**Exercise data:**
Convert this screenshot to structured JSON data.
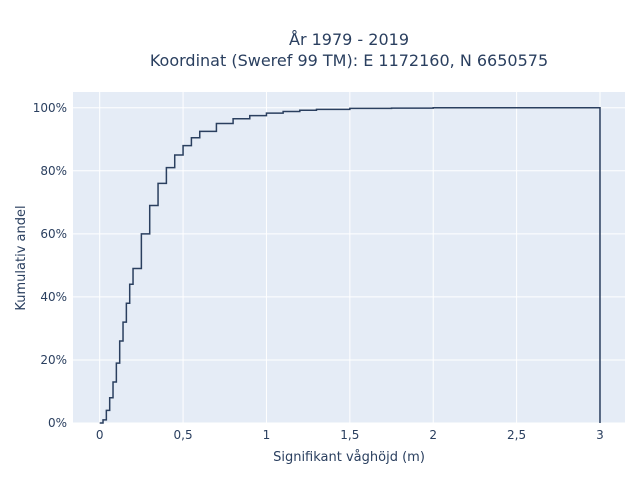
{
  "chart_data": {
    "type": "line",
    "title_lines": [
      "År 1979 - 2019",
      "Koordinat (Sweref 99 TM): E 1172160, N 6650575"
    ],
    "xlabel": "Signifikant våghöjd (m)",
    "ylabel": "Kumulativ andel",
    "xlim": [
      -0.16,
      3.15
    ],
    "ylim": [
      0,
      1.05
    ],
    "x_ticks": [
      0,
      0.5,
      1,
      1.5,
      2,
      2.5,
      3
    ],
    "x_tick_labels": [
      "0",
      "0,5",
      "1",
      "1,5",
      "2",
      "2,5",
      "3"
    ],
    "y_ticks": [
      0,
      0.2,
      0.4,
      0.6,
      0.8,
      1.0
    ],
    "y_tick_labels": [
      "0%",
      "20%",
      "40%",
      "60%",
      "80%",
      "100%"
    ],
    "grid": true,
    "line_shape": "step",
    "colors": {
      "line": "#2a3f5f",
      "plot_bg": "#e5ecf6",
      "grid": "#ffffff"
    },
    "series": [
      {
        "x": [
          0,
          0.02,
          0.04,
          0.06,
          0.08,
          0.1,
          0.12,
          0.14,
          0.16,
          0.18,
          0.2,
          0.25,
          0.3,
          0.35,
          0.4,
          0.45,
          0.5,
          0.55,
          0.6,
          0.7,
          0.8,
          0.9,
          1.0,
          1.1,
          1.2,
          1.3,
          1.5,
          1.75,
          2.0,
          2.5,
          3.0
        ],
        "y": [
          0,
          0.01,
          0.04,
          0.08,
          0.13,
          0.19,
          0.26,
          0.32,
          0.38,
          0.44,
          0.49,
          0.6,
          0.69,
          0.76,
          0.81,
          0.85,
          0.88,
          0.905,
          0.925,
          0.95,
          0.965,
          0.975,
          0.983,
          0.988,
          0.992,
          0.995,
          0.998,
          0.999,
          1.0,
          1.0,
          1.0
        ]
      }
    ]
  }
}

**Exercise directions:**
Leave out the pictures and transcribe everything else exactly.

**Solution:**
Convert this screenshot to structured JSON data.
{
  "chart_data": {
    "type": "line",
    "title_lines": [
      "År 1979 - 2019",
      "Koordinat (Sweref 99 TM): E 1172160, N 6650575"
    ],
    "xlabel": "Signifikant våghöjd (m)",
    "ylabel": "Kumulativ andel",
    "xlim": [
      -0.16,
      3.15
    ],
    "ylim": [
      0,
      1.05
    ],
    "x_ticks": [
      0,
      0.5,
      1,
      1.5,
      2,
      2.5,
      3
    ],
    "x_tick_labels": [
      "0",
      "0,5",
      "1",
      "1,5",
      "2",
      "2,5",
      "3"
    ],
    "y_ticks": [
      0,
      0.2,
      0.4,
      0.6,
      0.8,
      1.0
    ],
    "y_tick_labels": [
      "0%",
      "20%",
      "40%",
      "60%",
      "80%",
      "100%"
    ],
    "grid": true,
    "line_shape": "step",
    "colors": {
      "line": "#2a3f5f",
      "plot_bg": "#e5ecf6",
      "grid": "#ffffff"
    },
    "series": [
      {
        "x": [
          0,
          0.02,
          0.04,
          0.06,
          0.08,
          0.1,
          0.12,
          0.14,
          0.16,
          0.18,
          0.2,
          0.25,
          0.3,
          0.35,
          0.4,
          0.45,
          0.5,
          0.55,
          0.6,
          0.7,
          0.8,
          0.9,
          1.0,
          1.1,
          1.2,
          1.3,
          1.5,
          1.75,
          2.0,
          2.5,
          3.0
        ],
        "y": [
          0,
          0.01,
          0.04,
          0.08,
          0.13,
          0.19,
          0.26,
          0.32,
          0.38,
          0.44,
          0.49,
          0.6,
          0.69,
          0.76,
          0.81,
          0.85,
          0.88,
          0.905,
          0.925,
          0.95,
          0.965,
          0.975,
          0.983,
          0.988,
          0.992,
          0.995,
          0.998,
          0.999,
          1.0,
          1.0,
          1.0
        ]
      }
    ]
  }
}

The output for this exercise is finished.